[Start of Extracted text]

Australia is a unique market for tobacco in several respects. Although about 99% of the market is dominated by three major market companies,4 there are a wide variety of brands available and a lower concentration of market share for any one brand than in other countries such as the USA. Pack sizes vary between 20 and 50 cigarettes as a result of the historical practice of taxing tobacco by weight up until 1999, when price per stick taxation was introduced.5 The larger pack sizes (>25) have been used mainly in budget brands. The market is organised by the industry into three broad price band segments: premium, mainstream and budget.

[End of Extracted text]
[Start of Supplied information]

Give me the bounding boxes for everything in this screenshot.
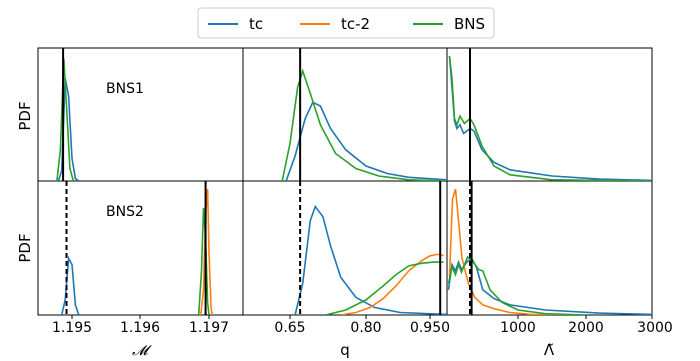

[End of Supplied information]

Please supply the next part of the passage on Australia's tobacco market, picking up after its final sentence. The material comes from a different source than the passage on Australia's tobacco market.

Result of this exercise:
Australia has also become an increasingly restrictive market for tobacco.6 By the year 2000, advertising was banned in all settings excepting point of sale (POS) and on packs, with very limited exemptions for some forms of sponsorship until 2006. On a state by state basis, displays of cigarettes at POS were progressively prohibited between 2009–2011, preceded in some states by bans on POS advertising and restrictions on display size.7 Tobacco products are now required to be concealed at POS in all states,8 which has been associated with reduced levels of spontaneous purchasing.9 In 2006, misleading variant terms like ‘Light’ and ‘Mild’ were banned and text only health warnings on packs were replaced by graphic warnings marginally larger on the front of the pack (30% compared with 25%), but much larger on the back (90% compared with 30%). These warnings increased smokers’ health-related reactions to packs,2 reactions shown to be associated with increased quitting.10 Finally, in 2010, there was a 25% tax increase on top of the regular consumer price index–based increases.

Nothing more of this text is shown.